* [WHAT IS EXPECTED] Repeat each entry exactly and drop the pictures.

╭─ DATASET RECORDS

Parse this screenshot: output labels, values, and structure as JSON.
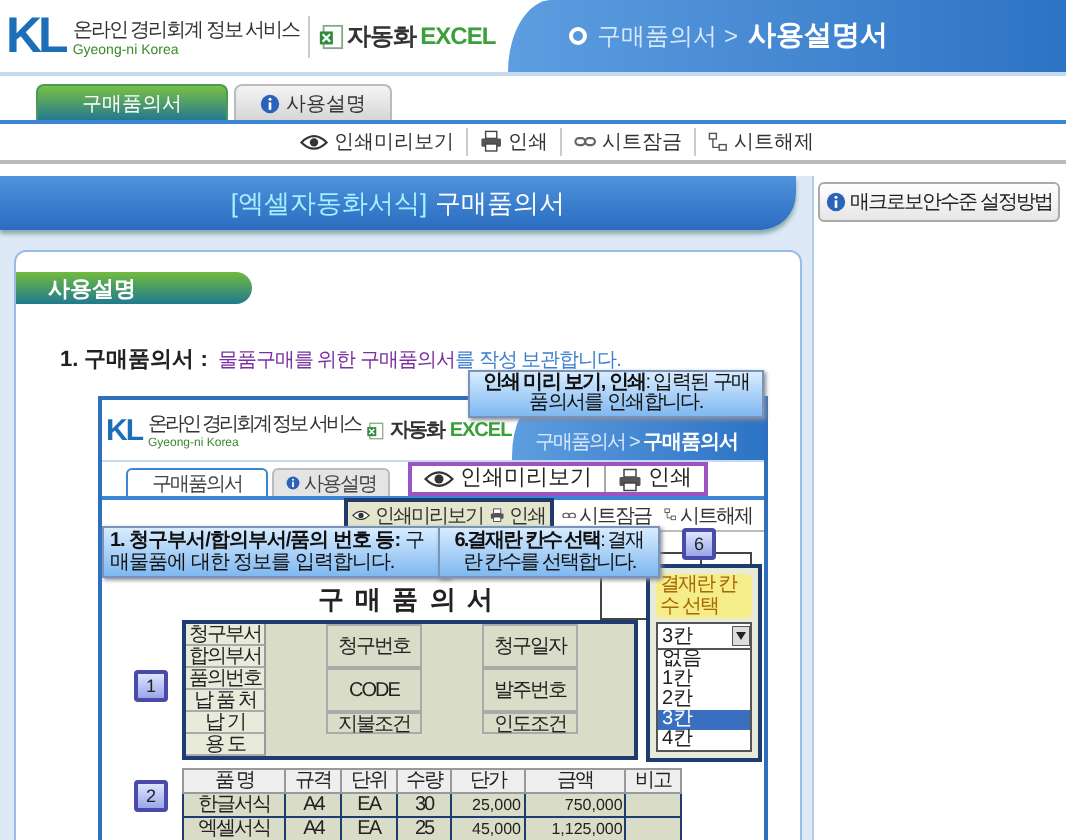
{
  "header": {
    "logo": "KL",
    "org_name": "온라인 경리회계 정보 서비스",
    "org_sub": "Gyeong-ni Korea",
    "product_prefix": "자동화",
    "product_name": "EXCEL",
    "breadcrumb_parent": "구매품의서 >",
    "breadcrumb_current": "사용설명서"
  },
  "tabs": [
    {
      "label": "구매품의서",
      "selected": true
    },
    {
      "label": "사용설명",
      "selected": false
    }
  ],
  "toolbar": [
    {
      "kind": "preview",
      "label": "인쇄미리보기"
    },
    {
      "kind": "print",
      "label": "인쇄"
    },
    {
      "kind": "lock",
      "label": "시트잠금"
    },
    {
      "kind": "unlock",
      "label": "시트해제"
    }
  ],
  "title_banner": {
    "category": "[엑셀자동화서식]",
    "title": "구매품의서"
  },
  "help_button": {
    "label": "매크로보안수준 설정방법"
  },
  "section": {
    "heading": "사용설명"
  },
  "step": {
    "number": "1. 구매품의서 :",
    "parts": [
      {
        "text": "물품구매를 위한 구매품의서",
        "emphasis": true
      },
      {
        "text": "를 작성 보관합니다.",
        "emphasis": false
      }
    ]
  },
  "example_screenshot": {
    "header": {
      "logo": "KL",
      "org_name": "온라인 경리회계 정보 서비스",
      "org_sub": "Gyeong-ni Korea",
      "product_prefix": "자동화",
      "product_name": "EXCEL",
      "breadcrumb_parent": "구매품의서 >",
      "breadcrumb_current": "구매품의서"
    },
    "tabs": [
      {
        "label": "구매품의서",
        "selected": true
      },
      {
        "label": "사용설명",
        "selected": false
      }
    ],
    "toolbar": [
      {
        "kind": "preview",
        "label": "인쇄미리보기"
      },
      {
        "kind": "print",
        "label": "인쇄"
      },
      {
        "kind": "lock",
        "label": "시트잠금"
      },
      {
        "kind": "unlock",
        "label": "시트해제"
      }
    ],
    "zoom_box": [
      {
        "kind": "preview",
        "label": "인쇄미리보기"
      },
      {
        "kind": "print",
        "label": "인쇄"
      }
    ],
    "form_title": "구 매 품 의 서",
    "info_labels": [
      "청구부서",
      "합의부서",
      "품의번호",
      "납 품 처",
      "납 기",
      "용 도"
    ],
    "middle_labels": [
      "청구번호",
      "CODE",
      "지불조건"
    ],
    "right_labels": [
      "청구일자",
      "발주번호",
      "인도조건"
    ],
    "items": {
      "columns": [
        "품 명",
        "규격",
        "단위",
        "수량",
        "단가",
        "금액",
        "비고"
      ],
      "rows": [
        [
          "한글서식",
          "A4",
          "EA",
          "30",
          "25,000",
          "750,000",
          ""
        ],
        [
          "엑셀서식",
          "A4",
          "EA",
          "25",
          "45,000",
          "1,125,000",
          ""
        ]
      ]
    },
    "callouts": [
      "**인쇄 미리 보기, 인쇄**: 입력된 구매 품의서를 인쇄합니다.",
      "**1. 청구부서/합의부서/품의 번호 등:** 구매물품에 대한 정보를 입력합니다.",
      "**6.결재란 칸수 선택**: 결재란 칸수를 선택합니다."
    ],
    "badges": [
      "6",
      "1",
      "2"
    ],
    "popup": {
      "label": "결재란 칸수 선택",
      "value": "3칸",
      "options": [
        {
          "label": "없음",
          "selected": false
        },
        {
          "label": "1칸",
          "selected": false
        },
        {
          "label": "2칸",
          "selected": false
        },
        {
          "label": "3칸",
          "selected": true
        },
        {
          "label": "4칸",
          "selected": false
        }
      ]
    }
  }
}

╰─

* [COMPLETED TASK]
Parse this screenshot: output labels, values, and structure as JSON.
{
  "header": {
    "logo": "KL",
    "org_name": "온라인 경리회계 정보 서비스",
    "org_sub": "Gyeong-ni Korea",
    "product_prefix": "자동화",
    "product_name": "EXCEL",
    "breadcrumb_parent": "구매품의서 >",
    "breadcrumb_current": "사용설명서"
  },
  "tabs": [
    {
      "label": "구매품의서",
      "selected": true
    },
    {
      "label": "사용설명",
      "selected": false
    }
  ],
  "toolbar": [
    {
      "kind": "preview",
      "label": "인쇄미리보기"
    },
    {
      "kind": "print",
      "label": "인쇄"
    },
    {
      "kind": "lock",
      "label": "시트잠금"
    },
    {
      "kind": "unlock",
      "label": "시트해제"
    }
  ],
  "title_banner": {
    "category": "[엑셀자동화서식]",
    "title": "구매품의서"
  },
  "help_button": {
    "label": "매크로보안수준 설정방법"
  },
  "section": {
    "heading": "사용설명"
  },
  "step": {
    "number": "1. 구매품의서 :",
    "parts": [
      {
        "text": "물품구매를 위한 구매품의서",
        "emphasis": true
      },
      {
        "text": "를 작성 보관합니다.",
        "emphasis": false
      }
    ]
  },
  "example_screenshot": {
    "header": {
      "logo": "KL",
      "org_name": "온라인 경리회계 정보 서비스",
      "org_sub": "Gyeong-ni Korea",
      "product_prefix": "자동화",
      "product_name": "EXCEL",
      "breadcrumb_parent": "구매품의서 >",
      "breadcrumb_current": "구매품의서"
    },
    "tabs": [
      {
        "label": "구매품의서",
        "selected": true
      },
      {
        "label": "사용설명",
        "selected": false
      }
    ],
    "toolbar": [
      {
        "kind": "preview",
        "label": "인쇄미리보기"
      },
      {
        "kind": "print",
        "label": "인쇄"
      },
      {
        "kind": "lock",
        "label": "시트잠금"
      },
      {
        "kind": "unlock",
        "label": "시트해제"
      }
    ],
    "zoom_box": [
      {
        "kind": "preview",
        "label": "인쇄미리보기"
      },
      {
        "kind": "print",
        "label": "인쇄"
      }
    ],
    "form_title": "구 매 품 의 서",
    "info_labels": [
      "청구부서",
      "합의부서",
      "품의번호",
      "납 품 처",
      "납 기",
      "용 도"
    ],
    "middle_labels": [
      "청구번호",
      "CODE",
      "지불조건"
    ],
    "right_labels": [
      "청구일자",
      "발주번호",
      "인도조건"
    ],
    "items": {
      "columns": [
        "품 명",
        "규격",
        "단위",
        "수량",
        "단가",
        "금액",
        "비고"
      ],
      "rows": [
        [
          "한글서식",
          "A4",
          "EA",
          "30",
          "25,000",
          "750,000",
          ""
        ],
        [
          "엑셀서식",
          "A4",
          "EA",
          "25",
          "45,000",
          "1,125,000",
          ""
        ]
      ]
    },
    "callouts": [
      "**인쇄 미리 보기, 인쇄**: 입력된 구매 품의서를 인쇄합니다.",
      "**1. 청구부서/합의부서/품의 번호 등:** 구매물품에 대한 정보를 입력합니다.",
      "**6.결재란 칸수 선택**: 결재란 칸수를 선택합니다."
    ],
    "badges": [
      "6",
      "1",
      "2"
    ],
    "popup": {
      "label": "결재란 칸수 선택",
      "value": "3칸",
      "options": [
        {
          "label": "없음",
          "selected": false
        },
        {
          "label": "1칸",
          "selected": false
        },
        {
          "label": "2칸",
          "selected": false
        },
        {
          "label": "3칸",
          "selected": true
        },
        {
          "label": "4칸",
          "selected": false
        }
      ]
    }
  }
}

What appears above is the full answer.